_TASK STATEMENT:_ Your task is to tally the lines of the listing containing the word "雌雄异体" and report the figure alone.
******************************
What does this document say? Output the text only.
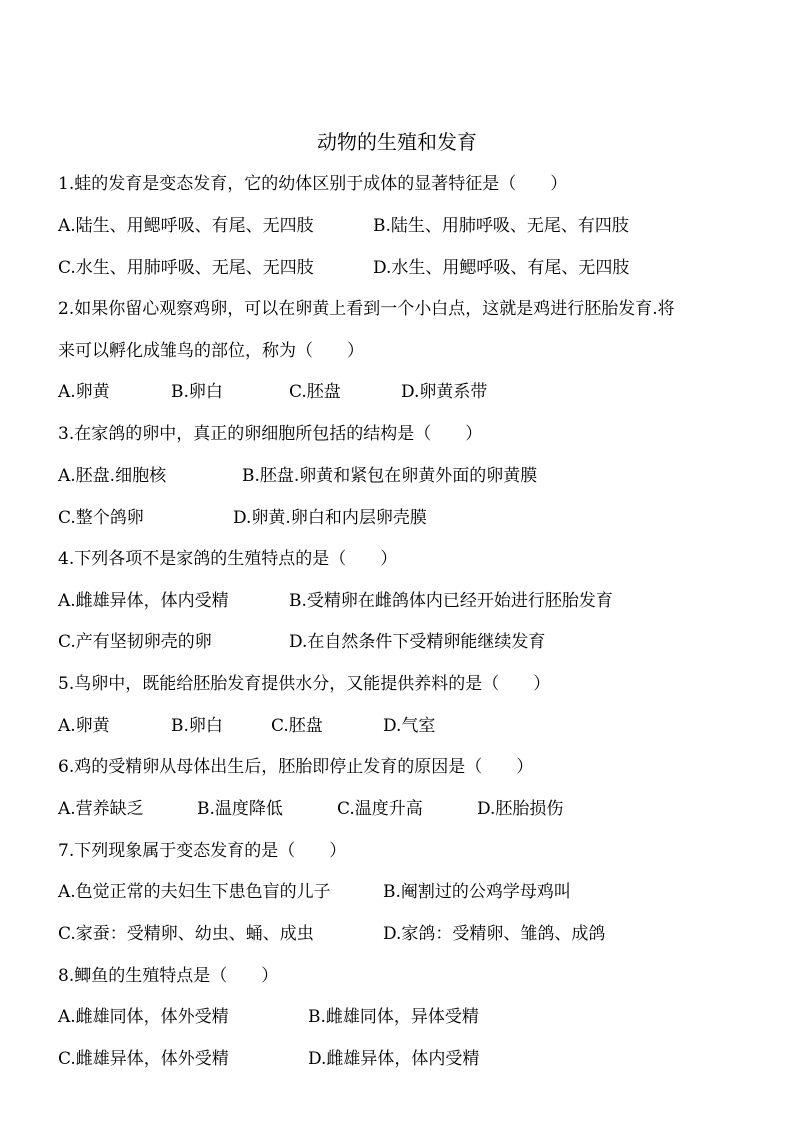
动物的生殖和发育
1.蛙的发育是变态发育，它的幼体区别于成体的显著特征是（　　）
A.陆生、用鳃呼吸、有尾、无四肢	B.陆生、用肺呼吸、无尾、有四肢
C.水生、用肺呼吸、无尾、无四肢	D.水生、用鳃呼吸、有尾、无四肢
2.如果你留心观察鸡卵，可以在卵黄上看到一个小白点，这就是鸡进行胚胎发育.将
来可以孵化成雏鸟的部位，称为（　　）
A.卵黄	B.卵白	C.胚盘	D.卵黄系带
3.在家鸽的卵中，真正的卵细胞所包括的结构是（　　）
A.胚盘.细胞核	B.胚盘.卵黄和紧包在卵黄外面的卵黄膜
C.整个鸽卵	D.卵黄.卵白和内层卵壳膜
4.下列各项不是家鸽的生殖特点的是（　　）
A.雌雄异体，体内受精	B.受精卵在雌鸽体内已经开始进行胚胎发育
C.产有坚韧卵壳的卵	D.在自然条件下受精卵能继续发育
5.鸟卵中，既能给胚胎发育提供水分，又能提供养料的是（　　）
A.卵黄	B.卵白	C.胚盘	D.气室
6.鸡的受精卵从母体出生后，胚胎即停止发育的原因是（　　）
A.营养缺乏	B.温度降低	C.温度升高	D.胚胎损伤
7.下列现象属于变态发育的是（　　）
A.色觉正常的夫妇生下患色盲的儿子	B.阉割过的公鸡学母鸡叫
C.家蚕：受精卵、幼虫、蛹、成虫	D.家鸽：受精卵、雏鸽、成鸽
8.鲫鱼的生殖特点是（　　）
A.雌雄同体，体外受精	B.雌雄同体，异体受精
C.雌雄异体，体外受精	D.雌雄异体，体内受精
******************************
_RESULT:_ 2